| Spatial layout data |
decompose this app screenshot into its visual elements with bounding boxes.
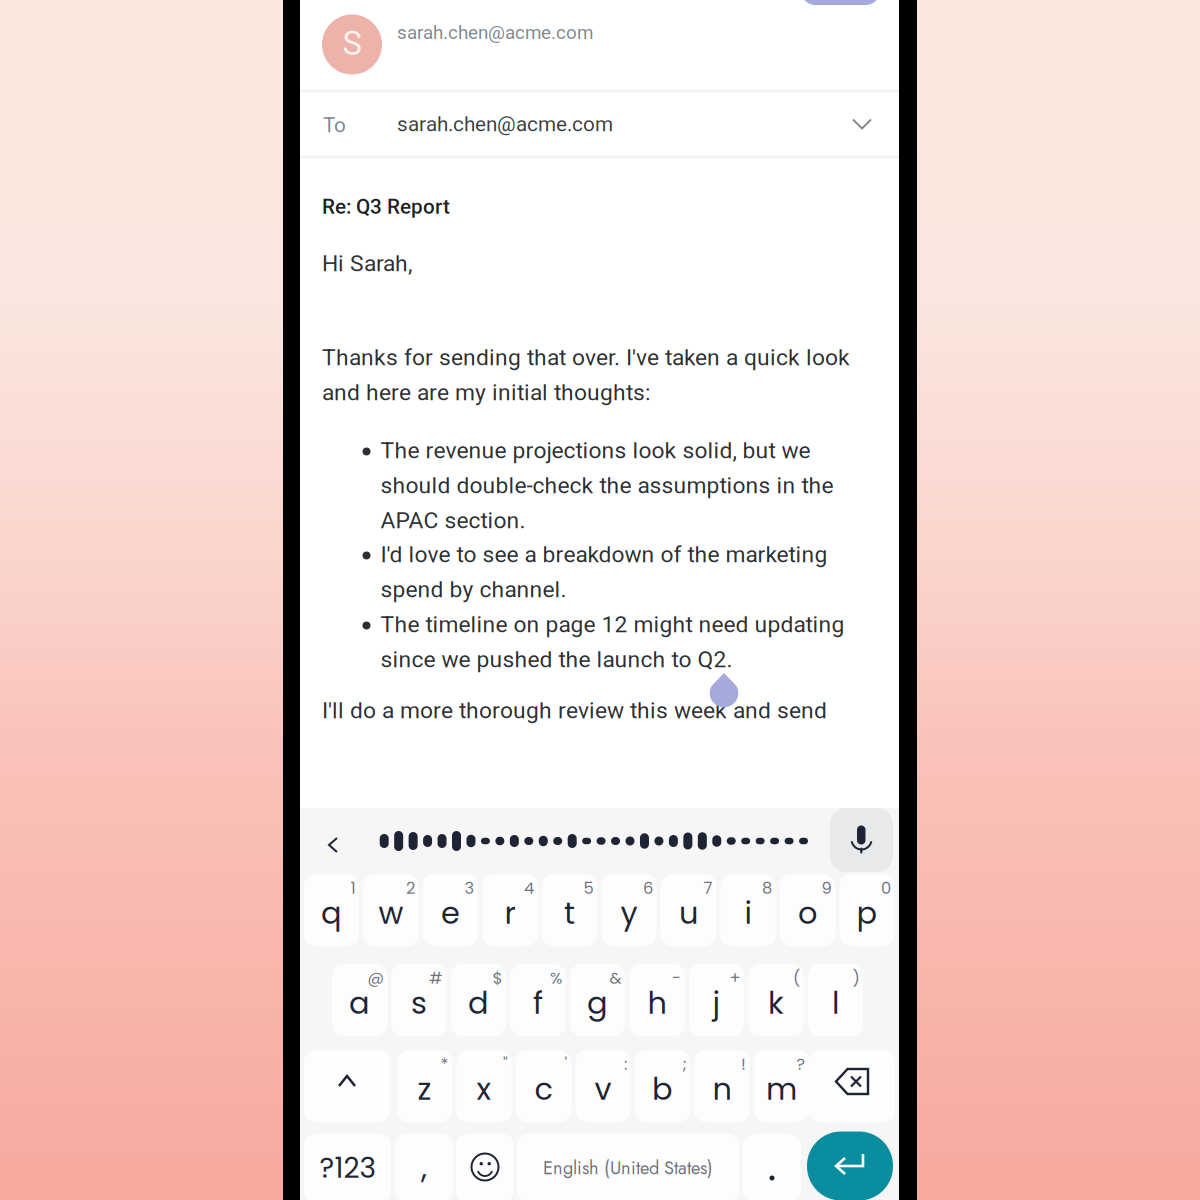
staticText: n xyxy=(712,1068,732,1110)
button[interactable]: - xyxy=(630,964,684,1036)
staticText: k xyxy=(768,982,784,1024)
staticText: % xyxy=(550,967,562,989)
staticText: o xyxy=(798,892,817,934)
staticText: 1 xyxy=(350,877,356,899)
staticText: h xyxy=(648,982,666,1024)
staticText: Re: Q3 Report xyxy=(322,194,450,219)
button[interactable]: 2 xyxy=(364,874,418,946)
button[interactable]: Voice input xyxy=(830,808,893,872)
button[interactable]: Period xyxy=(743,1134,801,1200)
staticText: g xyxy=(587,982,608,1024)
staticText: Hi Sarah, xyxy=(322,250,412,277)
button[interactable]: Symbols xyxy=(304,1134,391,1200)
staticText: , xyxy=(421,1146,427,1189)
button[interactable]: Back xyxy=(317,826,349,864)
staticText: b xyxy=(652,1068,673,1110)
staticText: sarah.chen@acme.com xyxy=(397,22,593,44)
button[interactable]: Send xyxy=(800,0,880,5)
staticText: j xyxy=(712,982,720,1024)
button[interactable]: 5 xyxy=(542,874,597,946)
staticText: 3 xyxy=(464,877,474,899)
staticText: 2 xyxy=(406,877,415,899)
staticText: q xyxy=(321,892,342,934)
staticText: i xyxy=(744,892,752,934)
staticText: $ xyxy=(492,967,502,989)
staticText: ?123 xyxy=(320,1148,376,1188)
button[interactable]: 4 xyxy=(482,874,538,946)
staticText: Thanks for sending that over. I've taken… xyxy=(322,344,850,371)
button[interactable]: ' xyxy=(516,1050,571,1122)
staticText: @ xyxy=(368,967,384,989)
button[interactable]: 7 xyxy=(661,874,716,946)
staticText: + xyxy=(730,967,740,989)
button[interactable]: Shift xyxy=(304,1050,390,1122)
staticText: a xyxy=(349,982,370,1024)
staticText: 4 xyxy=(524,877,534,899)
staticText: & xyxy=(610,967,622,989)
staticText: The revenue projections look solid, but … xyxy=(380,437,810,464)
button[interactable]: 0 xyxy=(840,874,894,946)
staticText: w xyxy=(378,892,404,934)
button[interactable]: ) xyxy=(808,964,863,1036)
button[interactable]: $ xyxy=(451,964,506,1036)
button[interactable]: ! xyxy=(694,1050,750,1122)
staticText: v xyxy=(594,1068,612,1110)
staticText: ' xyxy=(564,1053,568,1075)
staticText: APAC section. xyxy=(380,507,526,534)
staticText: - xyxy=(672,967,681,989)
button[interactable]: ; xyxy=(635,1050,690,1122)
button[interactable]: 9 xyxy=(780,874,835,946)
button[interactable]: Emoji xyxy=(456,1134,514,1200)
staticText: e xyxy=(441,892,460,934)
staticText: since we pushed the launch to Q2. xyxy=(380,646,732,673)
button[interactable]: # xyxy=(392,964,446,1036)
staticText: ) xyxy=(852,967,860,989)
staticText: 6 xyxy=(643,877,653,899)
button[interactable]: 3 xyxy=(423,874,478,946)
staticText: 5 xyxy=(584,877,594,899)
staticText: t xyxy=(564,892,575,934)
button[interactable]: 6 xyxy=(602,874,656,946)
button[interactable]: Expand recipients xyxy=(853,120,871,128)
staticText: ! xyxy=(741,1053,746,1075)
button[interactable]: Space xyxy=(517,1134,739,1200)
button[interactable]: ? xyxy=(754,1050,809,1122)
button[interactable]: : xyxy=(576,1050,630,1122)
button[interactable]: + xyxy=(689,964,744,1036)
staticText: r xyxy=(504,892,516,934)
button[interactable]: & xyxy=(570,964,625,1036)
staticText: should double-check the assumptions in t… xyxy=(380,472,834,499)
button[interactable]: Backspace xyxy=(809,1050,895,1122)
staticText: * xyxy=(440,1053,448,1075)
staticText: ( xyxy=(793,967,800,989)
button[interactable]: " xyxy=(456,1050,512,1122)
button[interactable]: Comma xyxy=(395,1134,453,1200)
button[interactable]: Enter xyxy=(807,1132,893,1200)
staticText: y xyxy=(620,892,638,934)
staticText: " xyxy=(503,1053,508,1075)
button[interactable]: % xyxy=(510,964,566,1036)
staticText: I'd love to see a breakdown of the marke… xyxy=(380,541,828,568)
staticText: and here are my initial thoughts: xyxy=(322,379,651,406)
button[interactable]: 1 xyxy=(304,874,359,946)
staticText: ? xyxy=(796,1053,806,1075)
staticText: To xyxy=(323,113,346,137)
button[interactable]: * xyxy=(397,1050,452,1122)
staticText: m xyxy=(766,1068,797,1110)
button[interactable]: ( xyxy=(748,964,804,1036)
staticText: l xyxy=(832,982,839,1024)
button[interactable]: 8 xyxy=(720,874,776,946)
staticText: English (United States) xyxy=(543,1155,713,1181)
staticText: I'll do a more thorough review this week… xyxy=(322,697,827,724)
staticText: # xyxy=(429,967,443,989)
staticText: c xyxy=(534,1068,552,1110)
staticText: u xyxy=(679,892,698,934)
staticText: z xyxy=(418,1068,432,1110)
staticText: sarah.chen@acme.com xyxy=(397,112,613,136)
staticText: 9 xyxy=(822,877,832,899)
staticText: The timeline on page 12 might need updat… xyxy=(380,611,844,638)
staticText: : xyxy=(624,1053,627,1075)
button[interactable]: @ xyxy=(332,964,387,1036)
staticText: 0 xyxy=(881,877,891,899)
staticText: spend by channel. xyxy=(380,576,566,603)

| Instructions to follow |
Write out every row above exactly as it appears, leaving out the pictures.

| Correct result |
decompose this app screenshot into its visual elements with bounding boxes.
staticText: n xyxy=(712,1068,732,1110)
button[interactable]: - xyxy=(630,964,684,1036)
staticText: k xyxy=(768,982,784,1024)
staticText: % xyxy=(550,967,562,989)
staticText: o xyxy=(798,892,817,934)
staticText: 1 xyxy=(350,877,356,899)
staticText: h xyxy=(648,982,666,1024)
staticText: Re: Q3 Report xyxy=(322,194,450,219)
button[interactable]: 2 xyxy=(364,874,418,946)
button[interactable]: Voice input xyxy=(830,808,893,872)
button[interactable]: Period xyxy=(743,1134,801,1200)
staticText: g xyxy=(587,982,608,1024)
staticText: Hi Sarah, xyxy=(322,250,412,277)
button[interactable]: Symbols xyxy=(304,1134,391,1200)
staticText: , xyxy=(421,1146,427,1189)
button[interactable]: Back xyxy=(317,826,349,864)
staticText: b xyxy=(652,1068,673,1110)
staticText: sarah.chen@acme.com xyxy=(397,22,593,44)
button[interactable]: Send xyxy=(800,0,880,5)
staticText: j xyxy=(712,982,720,1024)
button[interactable]: 5 xyxy=(542,874,597,946)
staticText: 3 xyxy=(464,877,474,899)
staticText: 2 xyxy=(406,877,415,899)
staticText: q xyxy=(321,892,342,934)
staticText: i xyxy=(744,892,752,934)
staticText: $ xyxy=(492,967,502,989)
staticText: ?123 xyxy=(320,1148,376,1188)
button[interactable]: 4 xyxy=(482,874,538,946)
staticText: Thanks for sending that over. I've taken… xyxy=(322,344,850,371)
button[interactable]: ' xyxy=(516,1050,571,1122)
staticText: @ xyxy=(368,967,384,989)
button[interactable]: 7 xyxy=(661,874,716,946)
staticText: + xyxy=(730,967,740,989)
button[interactable]: Shift xyxy=(304,1050,390,1122)
staticText: a xyxy=(349,982,370,1024)
staticText: 4 xyxy=(524,877,534,899)
staticText: & xyxy=(610,967,622,989)
staticText: The revenue projections look solid, but … xyxy=(380,437,810,464)
button[interactable]: 0 xyxy=(840,874,894,946)
staticText: w xyxy=(378,892,404,934)
button[interactable]: ) xyxy=(808,964,863,1036)
button[interactable]: $ xyxy=(451,964,506,1036)
button[interactable]: ! xyxy=(694,1050,750,1122)
staticText: v xyxy=(594,1068,612,1110)
staticText: ' xyxy=(564,1053,568,1075)
staticText: APAC section. xyxy=(380,507,526,534)
staticText: - xyxy=(672,967,681,989)
button[interactable]: ; xyxy=(635,1050,690,1122)
button[interactable]: 9 xyxy=(780,874,835,946)
button[interactable]: Emoji xyxy=(456,1134,514,1200)
staticText: e xyxy=(441,892,460,934)
staticText: since we pushed the launch to Q2. xyxy=(380,646,732,673)
button[interactable]: # xyxy=(392,964,446,1036)
staticText: ) xyxy=(852,967,860,989)
staticText: 6 xyxy=(643,877,653,899)
button[interactable]: 3 xyxy=(423,874,478,946)
staticText: 5 xyxy=(584,877,594,899)
staticText: t xyxy=(564,892,575,934)
button[interactable]: 6 xyxy=(602,874,656,946)
button[interactable]: Expand recipients xyxy=(853,120,871,128)
staticText: ! xyxy=(741,1053,746,1075)
button[interactable]: Space xyxy=(517,1134,739,1200)
button[interactable]: ? xyxy=(754,1050,809,1122)
button[interactable]: : xyxy=(576,1050,630,1122)
button[interactable]: + xyxy=(689,964,744,1036)
staticText: r xyxy=(504,892,516,934)
button[interactable]: & xyxy=(570,964,625,1036)
staticText: should double-check the assumptions in t… xyxy=(380,472,834,499)
button[interactable]: Backspace xyxy=(809,1050,895,1122)
staticText: * xyxy=(440,1053,448,1075)
staticText: ( xyxy=(793,967,800,989)
button[interactable]: " xyxy=(456,1050,512,1122)
button[interactable]: Comma xyxy=(395,1134,453,1200)
button[interactable]: Enter xyxy=(807,1132,893,1200)
staticText: y xyxy=(620,892,638,934)
staticText: " xyxy=(503,1053,508,1075)
button[interactable]: % xyxy=(510,964,566,1036)
staticText: I'd love to see a breakdown of the marke… xyxy=(380,541,828,568)
staticText: and here are my initial thoughts: xyxy=(322,379,651,406)
button[interactable]: 1 xyxy=(304,874,359,946)
staticText: ? xyxy=(796,1053,806,1075)
staticText: To xyxy=(323,113,346,137)
button[interactable]: * xyxy=(397,1050,452,1122)
staticText: m xyxy=(766,1068,797,1110)
button[interactable]: ( xyxy=(748,964,804,1036)
staticText: l xyxy=(832,982,839,1024)
button[interactable]: 8 xyxy=(720,874,776,946)
staticText: English (United States) xyxy=(543,1155,713,1181)
staticText: I'll do a more thorough review this week… xyxy=(322,697,827,724)
staticText: # xyxy=(429,967,443,989)
staticText: c xyxy=(534,1068,552,1110)
staticText: u xyxy=(679,892,698,934)
staticText: z xyxy=(418,1068,432,1110)
staticText: sarah.chen@acme.com xyxy=(397,112,613,136)
staticText: 9 xyxy=(822,877,832,899)
staticText: The timeline on page 12 might need updat… xyxy=(380,611,844,638)
staticText: : xyxy=(624,1053,627,1075)
button[interactable]: @ xyxy=(332,964,387,1036)
staticText: 0 xyxy=(881,877,891,899)
staticText: spend by channel. xyxy=(380,576,566,603)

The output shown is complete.